--- GIVEN PASSAGE ---
Apoptosis is a major pathway of cell death that is induced by most of the state of the art chemotherapeutics or by radiotherapy. Understanding the mechanisms of apoptosis is therefore essential to predict cancer cell response to current treatment and to develop new adjuvant drugs for better treatment regimes. As example, the DNA damaging agents oxaliplatin and the topoisomerase I inhibitor iriotecan activate the tumour suppressor gene p53 while receptor kinase inhibitors deactivate the pro survival protein kinase B (PKB/AKT). P53 activation and PKB/AKT deactivation lead to up-regulation of pro-apoptotic members of the BCL2-protein family. The interaction between pro-survival and pro-apoptotic BCL2 family members is the first important control step during apoptosis execution.
Several pro-survival and pro-apoptotic BCL2 proteins are currently know. Genotoxic or serum deprivation stress both transcriptionally induce a different set of pro-apoptotic BCL2 proteins, and each pro-apoptotic BCL2 protein interacts with a set of pro-survival BCL2 proteins in a specific way. Eventually, the relative abundance and the kinetic of the interaction of pro-survival and pro-apoptotic BCL2 proteins decides whether apoptosis proceeds or is abandoned. In particular, I will investigate how different existing therapeutics such as oxaliplatin, irinotecan, or cetuximab induces a specific set of pro-apoptotic BCL2 members and how different expressions of pro-survival and pro-apoptotic BCL2 members and different expressions in human carcinoma cell lines translate into a decision on apoptosis and survival. Moreover, I will investigate the potential of novel pharmacophores such as Navitoclax (Abbot) or gossypol that mimetic pro-apototic BCL2 proteins and investigate how they might overcome apoptosis impairment in cell lines that do not respond to conventional treatment.

[Stored entries]
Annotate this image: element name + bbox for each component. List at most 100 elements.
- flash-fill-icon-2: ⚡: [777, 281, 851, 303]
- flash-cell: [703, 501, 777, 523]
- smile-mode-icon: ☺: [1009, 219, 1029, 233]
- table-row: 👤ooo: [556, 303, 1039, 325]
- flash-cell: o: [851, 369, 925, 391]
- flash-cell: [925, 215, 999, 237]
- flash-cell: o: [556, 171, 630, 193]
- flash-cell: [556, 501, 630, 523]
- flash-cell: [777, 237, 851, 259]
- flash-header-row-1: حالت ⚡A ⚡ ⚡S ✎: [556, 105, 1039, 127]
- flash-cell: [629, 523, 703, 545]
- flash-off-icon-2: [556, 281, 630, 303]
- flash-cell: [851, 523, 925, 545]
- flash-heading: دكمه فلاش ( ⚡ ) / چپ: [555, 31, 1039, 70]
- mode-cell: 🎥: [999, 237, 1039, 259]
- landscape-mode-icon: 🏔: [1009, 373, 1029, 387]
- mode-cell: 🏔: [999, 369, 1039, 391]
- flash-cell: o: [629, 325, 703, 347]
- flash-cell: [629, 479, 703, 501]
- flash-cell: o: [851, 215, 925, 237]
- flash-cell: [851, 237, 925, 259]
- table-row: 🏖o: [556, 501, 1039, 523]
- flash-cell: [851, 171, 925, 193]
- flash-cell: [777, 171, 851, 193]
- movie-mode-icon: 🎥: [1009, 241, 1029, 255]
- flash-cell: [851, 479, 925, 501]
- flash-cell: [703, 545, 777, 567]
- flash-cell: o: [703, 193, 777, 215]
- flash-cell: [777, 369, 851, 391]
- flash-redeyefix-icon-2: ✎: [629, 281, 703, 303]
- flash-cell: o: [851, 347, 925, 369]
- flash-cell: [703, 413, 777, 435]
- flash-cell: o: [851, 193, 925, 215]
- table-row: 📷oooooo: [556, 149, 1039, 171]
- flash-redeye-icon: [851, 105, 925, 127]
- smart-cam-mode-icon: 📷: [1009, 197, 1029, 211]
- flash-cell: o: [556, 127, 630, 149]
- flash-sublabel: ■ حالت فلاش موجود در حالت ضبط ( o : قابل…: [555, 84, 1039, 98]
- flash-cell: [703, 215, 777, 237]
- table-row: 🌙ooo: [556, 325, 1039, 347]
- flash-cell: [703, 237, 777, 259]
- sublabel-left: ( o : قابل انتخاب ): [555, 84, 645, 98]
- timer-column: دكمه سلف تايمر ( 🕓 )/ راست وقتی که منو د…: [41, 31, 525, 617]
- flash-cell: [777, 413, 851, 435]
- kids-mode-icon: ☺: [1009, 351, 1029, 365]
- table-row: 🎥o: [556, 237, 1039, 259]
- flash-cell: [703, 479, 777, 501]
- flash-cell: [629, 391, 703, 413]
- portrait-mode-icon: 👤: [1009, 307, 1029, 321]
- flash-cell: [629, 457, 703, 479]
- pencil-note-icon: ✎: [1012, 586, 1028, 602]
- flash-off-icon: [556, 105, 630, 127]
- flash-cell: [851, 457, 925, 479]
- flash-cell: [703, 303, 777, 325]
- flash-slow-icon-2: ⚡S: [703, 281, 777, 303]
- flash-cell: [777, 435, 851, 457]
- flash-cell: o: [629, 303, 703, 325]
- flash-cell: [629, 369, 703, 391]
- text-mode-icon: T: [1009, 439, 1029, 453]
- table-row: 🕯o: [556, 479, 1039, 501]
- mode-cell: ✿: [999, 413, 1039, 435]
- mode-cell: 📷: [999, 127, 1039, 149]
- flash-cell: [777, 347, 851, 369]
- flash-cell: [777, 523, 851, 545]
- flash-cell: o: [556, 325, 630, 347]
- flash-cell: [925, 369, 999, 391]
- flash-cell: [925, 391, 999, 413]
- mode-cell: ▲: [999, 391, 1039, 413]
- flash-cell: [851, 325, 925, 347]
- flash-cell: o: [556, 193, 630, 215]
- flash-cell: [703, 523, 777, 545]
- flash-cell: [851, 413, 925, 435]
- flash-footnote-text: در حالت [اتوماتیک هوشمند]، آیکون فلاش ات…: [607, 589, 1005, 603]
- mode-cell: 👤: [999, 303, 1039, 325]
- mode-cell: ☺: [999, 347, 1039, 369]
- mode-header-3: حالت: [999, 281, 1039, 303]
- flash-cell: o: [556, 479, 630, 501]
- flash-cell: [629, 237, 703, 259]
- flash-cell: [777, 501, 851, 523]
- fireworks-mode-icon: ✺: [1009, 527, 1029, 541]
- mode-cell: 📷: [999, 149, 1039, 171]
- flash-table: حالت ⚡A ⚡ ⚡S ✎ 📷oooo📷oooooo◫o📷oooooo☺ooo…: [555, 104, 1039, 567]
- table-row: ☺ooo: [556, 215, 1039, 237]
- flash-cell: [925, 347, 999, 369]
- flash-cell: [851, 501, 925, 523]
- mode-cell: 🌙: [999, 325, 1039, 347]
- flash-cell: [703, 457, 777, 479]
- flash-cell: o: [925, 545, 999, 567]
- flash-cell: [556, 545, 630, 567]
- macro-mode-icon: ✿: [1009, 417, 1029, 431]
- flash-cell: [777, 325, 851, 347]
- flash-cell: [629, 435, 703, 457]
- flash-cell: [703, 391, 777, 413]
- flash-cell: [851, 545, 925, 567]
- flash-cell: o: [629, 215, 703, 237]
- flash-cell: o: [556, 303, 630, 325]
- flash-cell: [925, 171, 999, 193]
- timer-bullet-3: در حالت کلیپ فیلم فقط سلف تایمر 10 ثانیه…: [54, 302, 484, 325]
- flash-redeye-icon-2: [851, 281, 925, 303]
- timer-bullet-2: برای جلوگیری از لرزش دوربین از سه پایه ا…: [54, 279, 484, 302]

--- EXERCISES ---
a) According to the apoptosis passage, why is understanding the mechanisms of apoptosis essential? Answer in one to three sentences.
b) Answer these questions from the apoptosis passage:
(i) Which protein do receptor kinase inhibitors deactivate?
(ii) Which two kinds of stress transcriptionally induce different sets of pro-apoptotic BCL2 proteins?
(iii) Which two novel pharmacophores does the passage name?
c) Write out the part of the apoptosis passage that begins at the words "Apoptosis is a" and stops after "during apoptosis execution.".

--- PER-TASK ANSWERS ---
a) Apoptosis is the cell-death pathway that most state-of-the-art chemotherapeutics and radiotherapy induce. Understanding its mechanisms is therefore essential for predicting how cancer cells respond to current treatment and for developing new adjuvant drugs for better treatment regimes.

b)
(i) The pro-survival protein kinase B (PKB/AKT).
(ii) Genotoxic stress and serum deprivation stress.
(iii) Navitoclax (Abbot) and gossypol.

c)
Apoptosis is a major pathway of cell death that is induced by most of the state of the art chemotherapeutics or by radiotherapy. Understanding the mechanisms of apoptosis is therefore essential to predict cancer cell response to current treatment and to develop new adjuvant drugs for better treatment regimes. As example, the DNA damaging agents oxaliplatin and the topoisomerase I inhibitor iriotecan activate the tumour suppressor gene p53 while receptor kinase inhibitors deactivate the pro survival protein kinase B (PKB/AKT). P53 activation and PKB/AKT deactivation lead to up-regulation of pro-apoptotic members of the BCL2-protein family. The interaction between pro-survival and pro-apoptotic BCL2 family members is the first important control step during apoptosis execution.